* [Listed records]:
•••

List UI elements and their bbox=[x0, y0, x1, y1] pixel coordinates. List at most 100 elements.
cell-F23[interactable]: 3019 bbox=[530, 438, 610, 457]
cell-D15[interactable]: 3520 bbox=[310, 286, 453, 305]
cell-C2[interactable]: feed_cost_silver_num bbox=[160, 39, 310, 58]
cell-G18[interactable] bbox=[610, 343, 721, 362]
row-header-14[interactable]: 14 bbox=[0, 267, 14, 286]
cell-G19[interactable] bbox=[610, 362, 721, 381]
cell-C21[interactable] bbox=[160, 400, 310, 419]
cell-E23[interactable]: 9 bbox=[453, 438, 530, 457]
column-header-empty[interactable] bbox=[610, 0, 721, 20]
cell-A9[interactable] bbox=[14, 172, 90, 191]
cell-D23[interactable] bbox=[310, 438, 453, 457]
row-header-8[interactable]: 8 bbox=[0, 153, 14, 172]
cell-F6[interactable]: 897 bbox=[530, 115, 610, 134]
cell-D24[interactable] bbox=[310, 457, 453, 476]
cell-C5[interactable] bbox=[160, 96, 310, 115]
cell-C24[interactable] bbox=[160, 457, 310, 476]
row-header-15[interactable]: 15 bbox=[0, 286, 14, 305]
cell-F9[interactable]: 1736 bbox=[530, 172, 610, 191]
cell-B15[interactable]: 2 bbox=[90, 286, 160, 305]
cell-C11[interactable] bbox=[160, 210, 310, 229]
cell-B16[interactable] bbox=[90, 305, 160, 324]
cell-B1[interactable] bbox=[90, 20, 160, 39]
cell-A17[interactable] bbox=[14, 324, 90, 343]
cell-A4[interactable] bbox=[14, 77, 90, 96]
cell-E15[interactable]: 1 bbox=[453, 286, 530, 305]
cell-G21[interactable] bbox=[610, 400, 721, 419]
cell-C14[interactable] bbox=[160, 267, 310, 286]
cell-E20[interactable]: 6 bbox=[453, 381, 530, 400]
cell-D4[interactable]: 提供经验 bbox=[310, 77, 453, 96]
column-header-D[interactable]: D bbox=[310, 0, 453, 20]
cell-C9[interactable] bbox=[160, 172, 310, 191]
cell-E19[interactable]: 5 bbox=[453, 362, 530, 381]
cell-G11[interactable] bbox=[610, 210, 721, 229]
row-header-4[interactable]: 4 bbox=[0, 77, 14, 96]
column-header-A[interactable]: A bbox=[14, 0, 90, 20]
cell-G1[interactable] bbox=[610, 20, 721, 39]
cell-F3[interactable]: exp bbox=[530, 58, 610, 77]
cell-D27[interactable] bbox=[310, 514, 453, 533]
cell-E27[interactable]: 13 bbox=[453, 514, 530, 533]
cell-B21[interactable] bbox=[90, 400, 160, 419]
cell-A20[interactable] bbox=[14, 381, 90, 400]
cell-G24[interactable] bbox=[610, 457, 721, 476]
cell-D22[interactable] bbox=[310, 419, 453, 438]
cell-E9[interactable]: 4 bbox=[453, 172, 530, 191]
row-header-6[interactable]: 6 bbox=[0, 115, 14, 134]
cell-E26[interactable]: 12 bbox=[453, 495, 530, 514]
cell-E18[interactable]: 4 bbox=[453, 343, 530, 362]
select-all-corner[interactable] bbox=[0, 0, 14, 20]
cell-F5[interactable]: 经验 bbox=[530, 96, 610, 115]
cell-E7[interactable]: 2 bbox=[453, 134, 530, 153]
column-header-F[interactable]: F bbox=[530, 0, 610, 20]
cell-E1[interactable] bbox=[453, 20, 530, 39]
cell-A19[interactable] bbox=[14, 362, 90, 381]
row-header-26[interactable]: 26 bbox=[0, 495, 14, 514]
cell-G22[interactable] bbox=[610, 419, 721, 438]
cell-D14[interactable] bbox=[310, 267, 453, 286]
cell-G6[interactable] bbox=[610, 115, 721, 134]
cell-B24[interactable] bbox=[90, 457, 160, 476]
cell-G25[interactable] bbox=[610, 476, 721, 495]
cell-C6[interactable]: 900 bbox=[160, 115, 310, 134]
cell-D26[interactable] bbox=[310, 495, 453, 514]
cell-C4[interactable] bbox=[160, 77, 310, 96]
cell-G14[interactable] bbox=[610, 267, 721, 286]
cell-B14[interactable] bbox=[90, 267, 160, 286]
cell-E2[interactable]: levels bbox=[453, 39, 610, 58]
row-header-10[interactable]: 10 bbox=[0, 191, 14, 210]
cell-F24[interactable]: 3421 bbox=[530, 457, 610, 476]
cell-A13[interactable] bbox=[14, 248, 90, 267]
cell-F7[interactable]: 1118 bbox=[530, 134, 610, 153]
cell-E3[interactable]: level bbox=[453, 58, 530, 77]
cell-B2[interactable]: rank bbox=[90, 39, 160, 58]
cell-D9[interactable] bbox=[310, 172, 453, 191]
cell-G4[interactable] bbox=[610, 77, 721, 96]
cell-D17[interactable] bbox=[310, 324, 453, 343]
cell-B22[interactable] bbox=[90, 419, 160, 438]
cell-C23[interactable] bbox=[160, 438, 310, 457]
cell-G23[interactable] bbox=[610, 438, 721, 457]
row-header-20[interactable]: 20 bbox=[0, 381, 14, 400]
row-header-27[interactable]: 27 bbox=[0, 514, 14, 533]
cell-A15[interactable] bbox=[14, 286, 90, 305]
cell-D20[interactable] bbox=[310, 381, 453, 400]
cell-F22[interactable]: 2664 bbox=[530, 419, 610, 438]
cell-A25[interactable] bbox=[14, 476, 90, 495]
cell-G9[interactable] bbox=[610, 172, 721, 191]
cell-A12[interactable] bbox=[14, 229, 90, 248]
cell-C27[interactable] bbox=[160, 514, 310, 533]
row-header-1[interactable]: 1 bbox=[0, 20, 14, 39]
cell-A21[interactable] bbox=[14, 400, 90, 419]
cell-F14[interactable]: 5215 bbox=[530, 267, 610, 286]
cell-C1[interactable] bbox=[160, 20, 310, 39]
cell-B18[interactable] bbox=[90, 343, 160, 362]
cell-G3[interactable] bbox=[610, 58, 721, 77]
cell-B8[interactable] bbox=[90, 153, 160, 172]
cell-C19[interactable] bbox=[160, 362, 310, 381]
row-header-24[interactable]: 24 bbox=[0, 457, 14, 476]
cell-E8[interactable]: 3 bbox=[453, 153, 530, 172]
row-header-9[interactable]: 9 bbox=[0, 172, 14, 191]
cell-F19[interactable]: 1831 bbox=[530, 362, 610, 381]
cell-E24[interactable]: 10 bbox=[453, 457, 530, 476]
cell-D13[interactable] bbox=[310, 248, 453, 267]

•••

Rewrite all of the data above, swapping every "interactable" for "clickable" and leaving everything else unchanged.

List UI elements and their bbox=[x0, y0, x1, y1] pixel coordinates. List at most 100 elements.
cell-F23[clickable]: 3019 bbox=[530, 438, 610, 457]
cell-D15[clickable]: 3520 bbox=[310, 286, 453, 305]
cell-C2[clickable]: feed_cost_silver_num bbox=[160, 39, 310, 58]
cell-G18[clickable] bbox=[610, 343, 721, 362]
row-header-14[clickable]: 14 bbox=[0, 267, 14, 286]
cell-G19[clickable] bbox=[610, 362, 721, 381]
cell-C21[clickable] bbox=[160, 400, 310, 419]
cell-E23[clickable]: 9 bbox=[453, 438, 530, 457]
column-header-empty[clickable] bbox=[610, 0, 721, 20]
cell-A9[clickable] bbox=[14, 172, 90, 191]
cell-D23[clickable] bbox=[310, 438, 453, 457]
row-header-8[clickable]: 8 bbox=[0, 153, 14, 172]
cell-F6[clickable]: 897 bbox=[530, 115, 610, 134]
cell-D24[clickable] bbox=[310, 457, 453, 476]
cell-C5[clickable] bbox=[160, 96, 310, 115]
cell-C24[clickable] bbox=[160, 457, 310, 476]
row-header-15[clickable]: 15 bbox=[0, 286, 14, 305]
cell-F9[clickable]: 1736 bbox=[530, 172, 610, 191]
cell-B15[clickable]: 2 bbox=[90, 286, 160, 305]
cell-C11[clickable] bbox=[160, 210, 310, 229]
cell-B16[clickable] bbox=[90, 305, 160, 324]
cell-B1[clickable] bbox=[90, 20, 160, 39]
cell-A17[clickable] bbox=[14, 324, 90, 343]
cell-A4[clickable] bbox=[14, 77, 90, 96]
cell-E15[clickable]: 1 bbox=[453, 286, 530, 305]
cell-G21[clickable] bbox=[610, 400, 721, 419]
cell-C14[clickable] bbox=[160, 267, 310, 286]
cell-E20[clickable]: 6 bbox=[453, 381, 530, 400]
cell-D4[clickable]: 提供经验 bbox=[310, 77, 453, 96]
column-header-D[clickable]: D bbox=[310, 0, 453, 20]
cell-C9[clickable] bbox=[160, 172, 310, 191]
cell-E19[clickable]: 5 bbox=[453, 362, 530, 381]
cell-G11[clickable] bbox=[610, 210, 721, 229]
row-header-4[clickable]: 4 bbox=[0, 77, 14, 96]
column-header-A[clickable]: A bbox=[14, 0, 90, 20]
cell-G1[clickable] bbox=[610, 20, 721, 39]
cell-F3[clickable]: exp bbox=[530, 58, 610, 77]
cell-D27[clickable] bbox=[310, 514, 453, 533]
cell-E27[clickable]: 13 bbox=[453, 514, 530, 533]
cell-B21[clickable] bbox=[90, 400, 160, 419]
cell-A20[clickable] bbox=[14, 381, 90, 400]
cell-G24[clickable] bbox=[610, 457, 721, 476]
cell-D22[clickable] bbox=[310, 419, 453, 438]
cell-E9[clickable]: 4 bbox=[453, 172, 530, 191]
row-header-6[clickable]: 6 bbox=[0, 115, 14, 134]
cell-E26[clickable]: 12 bbox=[453, 495, 530, 514]
cell-E18[clickable]: 4 bbox=[453, 343, 530, 362]
select-all-corner[clickable] bbox=[0, 0, 14, 20]
cell-F5[clickable]: 经验 bbox=[530, 96, 610, 115]
cell-E7[clickable]: 2 bbox=[453, 134, 530, 153]
column-header-F[clickable]: F bbox=[530, 0, 610, 20]
cell-E1[clickable] bbox=[453, 20, 530, 39]
cell-A19[clickable] bbox=[14, 362, 90, 381]
row-header-26[clickable]: 26 bbox=[0, 495, 14, 514]
cell-G22[clickable] bbox=[610, 419, 721, 438]
cell-D14[clickable] bbox=[310, 267, 453, 286]
cell-G6[clickable] bbox=[610, 115, 721, 134]
cell-B24[clickable] bbox=[90, 457, 160, 476]
cell-G25[clickable] bbox=[610, 476, 721, 495]
cell-C6[clickable]: 900 bbox=[160, 115, 310, 134]
cell-D26[clickable] bbox=[310, 495, 453, 514]
cell-C4[clickable] bbox=[160, 77, 310, 96]
cell-G14[clickable] bbox=[610, 267, 721, 286]
cell-B14[clickable] bbox=[90, 267, 160, 286]
cell-E2[clickable]: levels bbox=[453, 39, 610, 58]
row-header-10[clickable]: 10 bbox=[0, 191, 14, 210]
cell-F24[clickable]: 3421 bbox=[530, 457, 610, 476]
cell-A13[clickable] bbox=[14, 248, 90, 267]
cell-F7[clickable]: 1118 bbox=[530, 134, 610, 153]
cell-E3[clickable]: level bbox=[453, 58, 530, 77]
cell-B2[clickable]: rank bbox=[90, 39, 160, 58]
cell-D9[clickable] bbox=[310, 172, 453, 191]
cell-G4[clickable] bbox=[610, 77, 721, 96]
cell-D17[clickable] bbox=[310, 324, 453, 343]
cell-B22[clickable] bbox=[90, 419, 160, 438]
cell-C23[clickable] bbox=[160, 438, 310, 457]
cell-G23[clickable] bbox=[610, 438, 721, 457]
row-header-20[clickable]: 20 bbox=[0, 381, 14, 400]
row-header-27[clickable]: 27 bbox=[0, 514, 14, 533]
cell-A15[clickable] bbox=[14, 286, 90, 305]
cell-D20[clickable] bbox=[310, 381, 453, 400]
cell-F22[clickable]: 2664 bbox=[530, 419, 610, 438]
cell-A25[clickable] bbox=[14, 476, 90, 495]
cell-G9[clickable] bbox=[610, 172, 721, 191]
cell-A12[clickable] bbox=[14, 229, 90, 248]
cell-C27[clickable] bbox=[160, 514, 310, 533]
row-header-1[clickable]: 1 bbox=[0, 20, 14, 39]
cell-A21[clickable] bbox=[14, 400, 90, 419]
cell-F14[clickable]: 5215 bbox=[530, 267, 610, 286]
cell-C1[clickable] bbox=[160, 20, 310, 39]
cell-B18[clickable] bbox=[90, 343, 160, 362]
cell-G3[clickable] bbox=[610, 58, 721, 77]
cell-B8[clickable] bbox=[90, 153, 160, 172]
cell-C19[clickable] bbox=[160, 362, 310, 381]
row-header-24[clickable]: 24 bbox=[0, 457, 14, 476]
cell-E8[clickable]: 3 bbox=[453, 153, 530, 172]
row-header-9[clickable]: 9 bbox=[0, 172, 14, 191]
cell-F19[clickable]: 1831 bbox=[530, 362, 610, 381]
cell-E24[clickable]: 10 bbox=[453, 457, 530, 476]
cell-D13[clickable] bbox=[310, 248, 453, 267]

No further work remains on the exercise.